Given exercise
The listing below should be copied in full, word for word.

Source data
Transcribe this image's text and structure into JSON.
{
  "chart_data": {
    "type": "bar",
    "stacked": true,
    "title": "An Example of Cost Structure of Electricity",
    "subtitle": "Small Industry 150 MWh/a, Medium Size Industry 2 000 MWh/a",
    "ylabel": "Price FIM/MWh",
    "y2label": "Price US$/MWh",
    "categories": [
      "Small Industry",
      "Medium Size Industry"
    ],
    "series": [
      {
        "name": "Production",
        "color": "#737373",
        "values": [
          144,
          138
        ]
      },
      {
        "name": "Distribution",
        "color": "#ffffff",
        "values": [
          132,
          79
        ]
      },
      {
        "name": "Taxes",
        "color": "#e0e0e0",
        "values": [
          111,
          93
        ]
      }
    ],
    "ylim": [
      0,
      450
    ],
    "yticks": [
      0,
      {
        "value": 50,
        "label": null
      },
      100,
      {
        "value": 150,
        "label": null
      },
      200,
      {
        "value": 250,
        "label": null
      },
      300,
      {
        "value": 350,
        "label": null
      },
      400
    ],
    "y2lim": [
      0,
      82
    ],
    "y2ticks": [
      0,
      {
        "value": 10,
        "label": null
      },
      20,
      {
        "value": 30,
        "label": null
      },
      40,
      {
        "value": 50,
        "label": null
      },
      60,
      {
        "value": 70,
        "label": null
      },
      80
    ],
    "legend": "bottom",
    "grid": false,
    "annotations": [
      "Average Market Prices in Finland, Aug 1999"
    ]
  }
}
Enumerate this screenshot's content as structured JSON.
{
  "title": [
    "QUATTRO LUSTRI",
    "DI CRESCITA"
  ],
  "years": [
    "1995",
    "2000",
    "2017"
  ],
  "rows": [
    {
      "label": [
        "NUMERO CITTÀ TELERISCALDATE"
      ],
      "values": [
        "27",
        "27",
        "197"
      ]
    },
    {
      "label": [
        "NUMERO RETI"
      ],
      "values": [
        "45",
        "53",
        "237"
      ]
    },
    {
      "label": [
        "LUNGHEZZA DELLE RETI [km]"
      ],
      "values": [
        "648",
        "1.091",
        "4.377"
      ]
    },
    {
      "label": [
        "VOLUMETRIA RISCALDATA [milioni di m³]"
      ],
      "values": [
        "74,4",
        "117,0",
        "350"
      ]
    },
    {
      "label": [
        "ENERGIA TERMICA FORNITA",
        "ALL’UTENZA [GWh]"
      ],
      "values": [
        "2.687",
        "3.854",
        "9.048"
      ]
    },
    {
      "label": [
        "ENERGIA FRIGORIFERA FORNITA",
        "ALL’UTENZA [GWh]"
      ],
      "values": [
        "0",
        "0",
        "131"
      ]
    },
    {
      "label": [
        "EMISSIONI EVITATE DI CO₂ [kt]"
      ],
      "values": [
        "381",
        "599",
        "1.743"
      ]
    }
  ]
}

Written response
Transcribe this image's text and structure into JSON.
{
  "chart_data": {
    "type": "bar",
    "stacked": true,
    "title": "An Example of Cost Structure of Electricity",
    "subtitle": "Small Industry 150 MWh/a, Medium Size Industry 2 000 MWh/a",
    "ylabel": "Price FIM/MWh",
    "y2label": "Price US$/MWh",
    "categories": [
      "Small Industry",
      "Medium Size Industry"
    ],
    "series": [
      {
        "name": "Production",
        "color": "#737373",
        "values": [
          144,
          138
        ]
      },
      {
        "name": "Distribution",
        "color": "#ffffff",
        "values": [
          132,
          79
        ]
      },
      {
        "name": "Taxes",
        "color": "#e0e0e0",
        "values": [
          111,
          93
        ]
      }
    ],
    "ylim": [
      0,
      450
    ],
    "yticks": [
      0,
      {
        "value": 50,
        "label": null
      },
      100,
      {
        "value": 150,
        "label": null
      },
      200,
      {
        "value": 250,
        "label": null
      },
      300,
      {
        "value": 350,
        "label": null
      },
      400
    ],
    "y2lim": [
      0,
      82
    ],
    "y2ticks": [
      0,
      {
        "value": 10,
        "label": null
      },
      20,
      {
        "value": 30,
        "label": null
      },
      40,
      {
        "value": 50,
        "label": null
      },
      60,
      {
        "value": 70,
        "label": null
      },
      80
    ],
    "legend": "bottom",
    "grid": false,
    "annotations": [
      "Average Market Prices in Finland, Aug 1999"
    ]
  }
}
Enumerate this screenshot's content as structured JSON.
{
  "title": [
    "QUATTRO LUSTRI",
    "DI CRESCITA"
  ],
  "years": [
    "1995",
    "2000",
    "2017"
  ],
  "rows": [
    {
      "label": [
        "NUMERO CITTÀ TELERISCALDATE"
      ],
      "values": [
        "27",
        "27",
        "197"
      ]
    },
    {
      "label": [
        "NUMERO RETI"
      ],
      "values": [
        "45",
        "53",
        "237"
      ]
    },
    {
      "label": [
        "LUNGHEZZA DELLE RETI [km]"
      ],
      "values": [
        "648",
        "1.091",
        "4.377"
      ]
    },
    {
      "label": [
        "VOLUMETRIA RISCALDATA [milioni di m³]"
      ],
      "values": [
        "74,4",
        "117,0",
        "350"
      ]
    },
    {
      "label": [
        "ENERGIA TERMICA FORNITA",
        "ALL’UTENZA [GWh]"
      ],
      "values": [
        "2.687",
        "3.854",
        "9.048"
      ]
    },
    {
      "label": [
        "ENERGIA FRIGORIFERA FORNITA",
        "ALL’UTENZA [GWh]"
      ],
      "values": [
        "0",
        "0",
        "131"
      ]
    },
    {
      "label": [
        "EMISSIONI EVITATE DI CO₂ [kt]"
      ],
      "values": [
        "381",
        "599",
        "1.743"
      ]
    }
  ]
}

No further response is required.